Your answer should consist of the lines in the listing that hold "JSON".

+-------+

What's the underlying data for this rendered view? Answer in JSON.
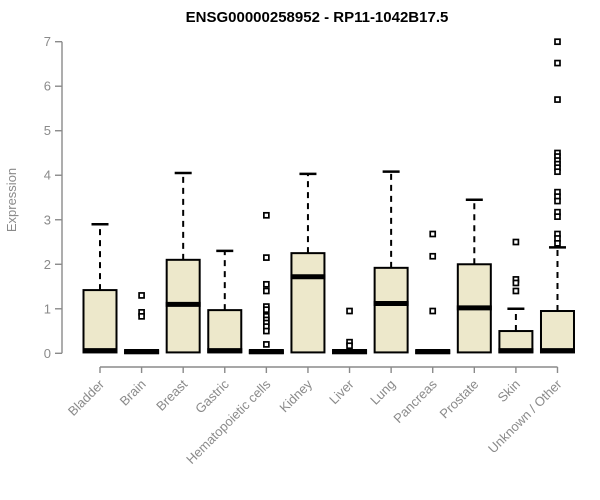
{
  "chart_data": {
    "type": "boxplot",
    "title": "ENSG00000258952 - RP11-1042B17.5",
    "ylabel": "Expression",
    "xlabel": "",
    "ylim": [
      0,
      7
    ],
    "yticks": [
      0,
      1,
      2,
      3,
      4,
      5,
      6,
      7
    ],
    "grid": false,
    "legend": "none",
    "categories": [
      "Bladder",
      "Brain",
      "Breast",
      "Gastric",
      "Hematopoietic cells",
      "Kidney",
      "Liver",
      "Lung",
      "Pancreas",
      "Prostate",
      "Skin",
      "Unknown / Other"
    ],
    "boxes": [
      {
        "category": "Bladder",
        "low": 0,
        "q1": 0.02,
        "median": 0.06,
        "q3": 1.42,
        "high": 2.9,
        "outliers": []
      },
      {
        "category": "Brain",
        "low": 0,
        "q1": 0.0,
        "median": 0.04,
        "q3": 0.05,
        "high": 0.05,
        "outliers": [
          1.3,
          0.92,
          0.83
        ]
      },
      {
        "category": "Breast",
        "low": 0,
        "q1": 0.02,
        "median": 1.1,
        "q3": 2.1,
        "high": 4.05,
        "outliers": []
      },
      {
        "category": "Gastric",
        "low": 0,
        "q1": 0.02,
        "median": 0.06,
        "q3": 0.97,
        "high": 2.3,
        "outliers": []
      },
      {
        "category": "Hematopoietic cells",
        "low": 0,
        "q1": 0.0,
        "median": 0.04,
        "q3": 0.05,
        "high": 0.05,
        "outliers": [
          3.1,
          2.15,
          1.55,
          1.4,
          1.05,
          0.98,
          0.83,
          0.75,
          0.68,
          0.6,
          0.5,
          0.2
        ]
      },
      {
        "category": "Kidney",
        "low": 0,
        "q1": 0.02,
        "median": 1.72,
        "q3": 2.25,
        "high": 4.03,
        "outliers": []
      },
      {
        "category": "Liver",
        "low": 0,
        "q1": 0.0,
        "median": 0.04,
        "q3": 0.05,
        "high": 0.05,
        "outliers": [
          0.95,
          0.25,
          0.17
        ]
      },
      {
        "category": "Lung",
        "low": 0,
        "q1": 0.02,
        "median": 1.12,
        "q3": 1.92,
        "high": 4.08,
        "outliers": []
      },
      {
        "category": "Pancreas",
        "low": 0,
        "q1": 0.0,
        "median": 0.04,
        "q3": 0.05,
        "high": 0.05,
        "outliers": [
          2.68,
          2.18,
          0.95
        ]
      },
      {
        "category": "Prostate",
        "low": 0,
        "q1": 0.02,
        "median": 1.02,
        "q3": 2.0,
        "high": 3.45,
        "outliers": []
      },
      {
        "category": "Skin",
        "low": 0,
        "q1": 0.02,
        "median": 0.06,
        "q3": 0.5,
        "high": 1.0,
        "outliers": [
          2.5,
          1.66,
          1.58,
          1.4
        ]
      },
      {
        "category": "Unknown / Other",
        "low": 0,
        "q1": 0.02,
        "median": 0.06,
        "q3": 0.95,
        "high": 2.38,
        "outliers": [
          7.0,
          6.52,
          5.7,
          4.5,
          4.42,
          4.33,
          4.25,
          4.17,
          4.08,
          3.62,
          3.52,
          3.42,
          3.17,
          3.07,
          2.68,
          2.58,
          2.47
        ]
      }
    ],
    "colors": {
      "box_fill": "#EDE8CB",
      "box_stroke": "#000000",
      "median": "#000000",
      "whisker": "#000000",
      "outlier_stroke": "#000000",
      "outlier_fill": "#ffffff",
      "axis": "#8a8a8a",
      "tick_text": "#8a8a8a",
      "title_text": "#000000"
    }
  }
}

+-------+

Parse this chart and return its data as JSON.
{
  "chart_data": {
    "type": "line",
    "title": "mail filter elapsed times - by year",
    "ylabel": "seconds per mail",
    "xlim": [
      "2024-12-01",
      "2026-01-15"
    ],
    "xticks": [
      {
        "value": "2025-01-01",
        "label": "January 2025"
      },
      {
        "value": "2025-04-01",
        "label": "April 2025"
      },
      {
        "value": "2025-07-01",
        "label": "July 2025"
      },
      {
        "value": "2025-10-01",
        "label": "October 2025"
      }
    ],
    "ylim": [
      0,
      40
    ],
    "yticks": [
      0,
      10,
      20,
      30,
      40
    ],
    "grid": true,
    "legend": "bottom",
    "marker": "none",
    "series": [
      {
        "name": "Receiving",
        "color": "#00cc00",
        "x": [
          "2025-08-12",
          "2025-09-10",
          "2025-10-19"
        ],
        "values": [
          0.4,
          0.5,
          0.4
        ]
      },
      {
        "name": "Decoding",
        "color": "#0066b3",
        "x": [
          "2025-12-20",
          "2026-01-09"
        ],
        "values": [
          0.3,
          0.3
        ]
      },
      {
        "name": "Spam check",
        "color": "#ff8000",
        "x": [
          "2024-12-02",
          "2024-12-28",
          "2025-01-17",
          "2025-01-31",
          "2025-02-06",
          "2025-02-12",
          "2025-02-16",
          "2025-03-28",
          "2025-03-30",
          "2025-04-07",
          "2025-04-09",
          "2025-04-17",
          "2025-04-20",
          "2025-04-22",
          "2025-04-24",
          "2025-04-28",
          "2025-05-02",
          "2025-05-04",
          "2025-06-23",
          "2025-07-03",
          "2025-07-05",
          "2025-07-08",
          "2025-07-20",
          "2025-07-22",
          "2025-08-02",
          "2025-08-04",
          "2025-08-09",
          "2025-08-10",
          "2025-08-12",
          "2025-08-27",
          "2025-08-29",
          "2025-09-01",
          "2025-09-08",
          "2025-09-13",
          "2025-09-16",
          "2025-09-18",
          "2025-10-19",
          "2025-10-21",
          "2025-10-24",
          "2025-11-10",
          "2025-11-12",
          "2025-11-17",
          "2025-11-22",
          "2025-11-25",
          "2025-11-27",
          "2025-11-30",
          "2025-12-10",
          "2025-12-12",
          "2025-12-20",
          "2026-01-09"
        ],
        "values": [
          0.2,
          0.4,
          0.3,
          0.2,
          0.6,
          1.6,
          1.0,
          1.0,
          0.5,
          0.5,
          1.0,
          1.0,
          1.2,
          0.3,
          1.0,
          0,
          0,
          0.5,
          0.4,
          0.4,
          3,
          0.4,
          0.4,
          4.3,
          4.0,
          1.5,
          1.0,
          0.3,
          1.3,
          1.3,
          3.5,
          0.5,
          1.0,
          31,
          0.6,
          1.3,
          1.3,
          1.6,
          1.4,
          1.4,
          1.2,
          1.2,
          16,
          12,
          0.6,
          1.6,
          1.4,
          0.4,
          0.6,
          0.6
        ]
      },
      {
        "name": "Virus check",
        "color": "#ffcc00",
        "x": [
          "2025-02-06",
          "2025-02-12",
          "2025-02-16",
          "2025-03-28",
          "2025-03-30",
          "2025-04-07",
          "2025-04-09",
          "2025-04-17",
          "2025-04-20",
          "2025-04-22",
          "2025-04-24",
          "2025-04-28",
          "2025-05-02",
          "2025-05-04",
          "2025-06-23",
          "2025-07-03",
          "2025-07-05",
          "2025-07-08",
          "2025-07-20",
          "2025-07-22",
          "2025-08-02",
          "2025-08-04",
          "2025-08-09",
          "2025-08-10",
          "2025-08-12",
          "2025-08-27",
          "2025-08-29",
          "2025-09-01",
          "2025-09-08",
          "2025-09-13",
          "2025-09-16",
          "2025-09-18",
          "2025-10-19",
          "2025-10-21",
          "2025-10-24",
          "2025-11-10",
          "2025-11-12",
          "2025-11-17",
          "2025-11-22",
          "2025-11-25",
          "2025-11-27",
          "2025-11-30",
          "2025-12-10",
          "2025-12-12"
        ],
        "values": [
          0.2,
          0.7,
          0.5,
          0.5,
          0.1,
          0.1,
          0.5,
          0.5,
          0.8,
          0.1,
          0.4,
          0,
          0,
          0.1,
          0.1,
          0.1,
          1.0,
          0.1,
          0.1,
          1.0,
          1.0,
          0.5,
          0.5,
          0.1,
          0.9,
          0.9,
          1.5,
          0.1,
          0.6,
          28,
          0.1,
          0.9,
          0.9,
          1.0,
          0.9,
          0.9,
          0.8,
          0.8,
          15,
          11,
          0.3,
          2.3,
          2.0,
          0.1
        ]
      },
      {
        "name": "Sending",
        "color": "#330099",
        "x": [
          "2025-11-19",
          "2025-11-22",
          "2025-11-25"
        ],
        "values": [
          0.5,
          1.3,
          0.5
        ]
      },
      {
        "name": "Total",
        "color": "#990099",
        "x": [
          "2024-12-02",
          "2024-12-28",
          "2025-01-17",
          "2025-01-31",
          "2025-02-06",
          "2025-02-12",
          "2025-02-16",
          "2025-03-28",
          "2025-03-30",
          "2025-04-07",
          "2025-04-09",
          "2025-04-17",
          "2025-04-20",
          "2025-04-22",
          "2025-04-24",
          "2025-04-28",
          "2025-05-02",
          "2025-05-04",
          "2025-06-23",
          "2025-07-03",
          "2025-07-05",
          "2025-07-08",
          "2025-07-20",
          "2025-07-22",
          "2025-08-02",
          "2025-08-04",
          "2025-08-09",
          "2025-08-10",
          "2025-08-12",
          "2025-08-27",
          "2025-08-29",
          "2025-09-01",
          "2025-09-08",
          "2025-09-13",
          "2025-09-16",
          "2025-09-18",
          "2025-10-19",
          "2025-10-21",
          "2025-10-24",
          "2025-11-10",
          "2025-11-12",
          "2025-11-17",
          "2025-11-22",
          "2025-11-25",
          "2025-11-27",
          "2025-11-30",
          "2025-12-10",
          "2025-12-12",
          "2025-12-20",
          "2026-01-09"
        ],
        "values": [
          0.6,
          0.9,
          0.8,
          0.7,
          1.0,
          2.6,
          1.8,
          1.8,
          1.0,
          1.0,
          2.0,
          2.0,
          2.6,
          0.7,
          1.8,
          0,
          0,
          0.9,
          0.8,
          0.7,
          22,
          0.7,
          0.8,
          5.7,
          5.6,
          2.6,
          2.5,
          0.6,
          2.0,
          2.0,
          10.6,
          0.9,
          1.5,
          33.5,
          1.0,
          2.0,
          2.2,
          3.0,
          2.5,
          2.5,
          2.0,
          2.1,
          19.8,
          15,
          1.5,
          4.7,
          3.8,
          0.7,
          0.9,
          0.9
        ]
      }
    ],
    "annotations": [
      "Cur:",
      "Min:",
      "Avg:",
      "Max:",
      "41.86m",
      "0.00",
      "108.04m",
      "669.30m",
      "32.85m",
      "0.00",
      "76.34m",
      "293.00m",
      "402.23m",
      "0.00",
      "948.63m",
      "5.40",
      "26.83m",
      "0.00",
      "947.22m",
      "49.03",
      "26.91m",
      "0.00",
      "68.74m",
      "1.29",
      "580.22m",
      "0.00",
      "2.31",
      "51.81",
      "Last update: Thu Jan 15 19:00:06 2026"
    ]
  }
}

+-------+

• _RESULT OF THIS TASK_
What's the underlying data for this rendered view? Answer in JSON.
Parse this chart and return its data as JSON.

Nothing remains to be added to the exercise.